"""
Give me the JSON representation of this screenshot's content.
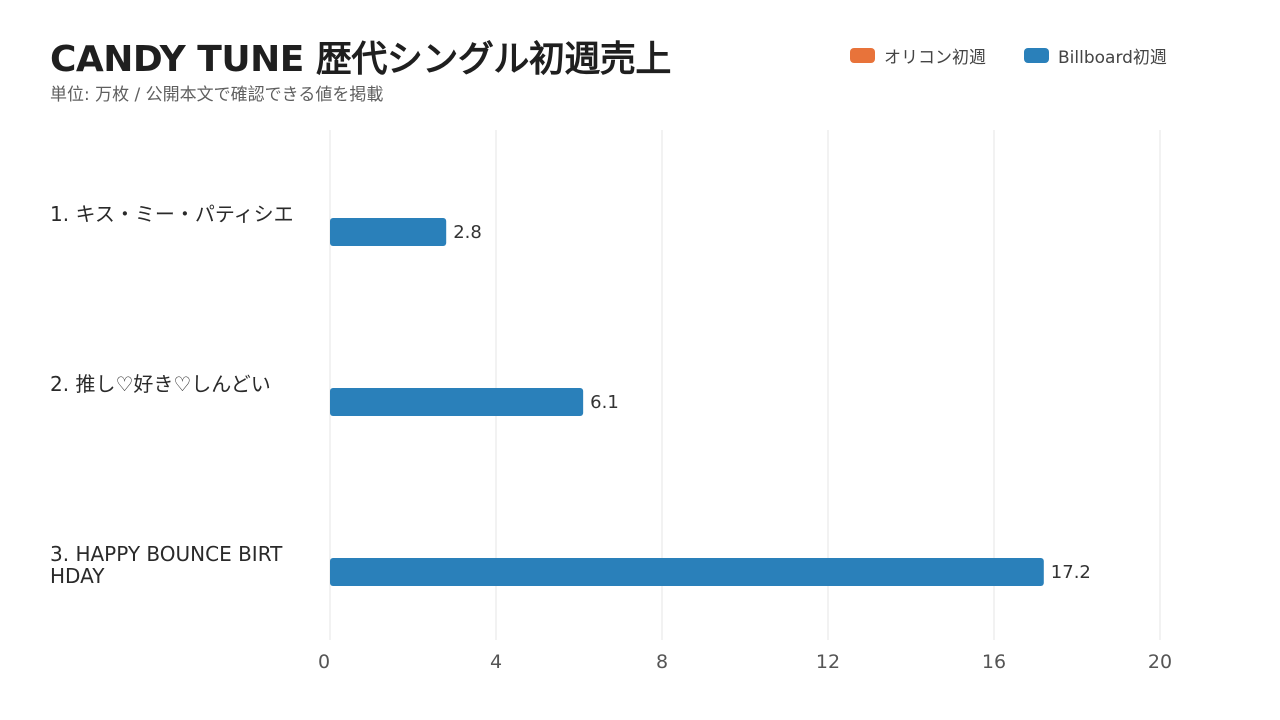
{
  "header": {
    "title": "CANDY TUNE 歴代シングル初週売上",
    "subtitle": "単位: 万枚 / 公開本文で確認できる値を掲載"
  },
  "colors": {
    "oricon": "#E8733A",
    "billboard": "#2A80BA",
    "grid": "#E6E6E6"
  },
  "legend": [
    {
      "label": "オリコン初週",
      "color": "#E8733A"
    },
    {
      "label": "Billboard初週",
      "color": "#2A80BA"
    }
  ],
  "chart_data": {
    "type": "bar",
    "orientation": "horizontal",
    "title": "CANDY TUNE 歴代シングル初週売上",
    "subtitle": "単位: 万枚 / 公開本文で確認できる値を掲載",
    "categories": [
      [
        "1. キス・ミー・パティシエ"
      ],
      [
        "2. 推し♡好き♡しんどい"
      ],
      [
        "3. HAPPY BOUNCE BIRT",
        "HDAY"
      ]
    ],
    "series": [
      {
        "name": "オリコン初週",
        "color": "#E8733A",
        "values": [
          null,
          null,
          null
        ]
      },
      {
        "name": "Billboard初週",
        "color": "#2A80BA",
        "values": [
          2.8,
          6.1,
          17.2
        ]
      }
    ],
    "value_labels": [
      "2.8",
      "6.1",
      "17.2"
    ],
    "xlim": [
      0,
      20
    ],
    "xticks": [
      0,
      4,
      8,
      12,
      16,
      20
    ],
    "grid": true,
    "legend_position": "top-right"
  }
}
"""
REQUIRED TASK: Quote everything in the listing above exactly; pictures are the only thing to omit.

ANSWER TO THIS EXERCISE:
Give me the JSON representation of this screenshot's content.
{
  "header": {
    "title": "CANDY TUNE 歴代シングル初週売上",
    "subtitle": "単位: 万枚 / 公開本文で確認できる値を掲載"
  },
  "colors": {
    "oricon": "#E8733A",
    "billboard": "#2A80BA",
    "grid": "#E6E6E6"
  },
  "legend": [
    {
      "label": "オリコン初週",
      "color": "#E8733A"
    },
    {
      "label": "Billboard初週",
      "color": "#2A80BA"
    }
  ],
  "chart_data": {
    "type": "bar",
    "orientation": "horizontal",
    "title": "CANDY TUNE 歴代シングル初週売上",
    "subtitle": "単位: 万枚 / 公開本文で確認できる値を掲載",
    "categories": [
      [
        "1. キス・ミー・パティシエ"
      ],
      [
        "2. 推し♡好き♡しんどい"
      ],
      [
        "3. HAPPY BOUNCE BIRT",
        "HDAY"
      ]
    ],
    "series": [
      {
        "name": "オリコン初週",
        "color": "#E8733A",
        "values": [
          null,
          null,
          null
        ]
      },
      {
        "name": "Billboard初週",
        "color": "#2A80BA",
        "values": [
          2.8,
          6.1,
          17.2
        ]
      }
    ],
    "value_labels": [
      "2.8",
      "6.1",
      "17.2"
    ],
    "xlim": [
      0,
      20
    ],
    "xticks": [
      0,
      4,
      8,
      12,
      16,
      20
    ],
    "grid": true,
    "legend_position": "top-right"
  }
}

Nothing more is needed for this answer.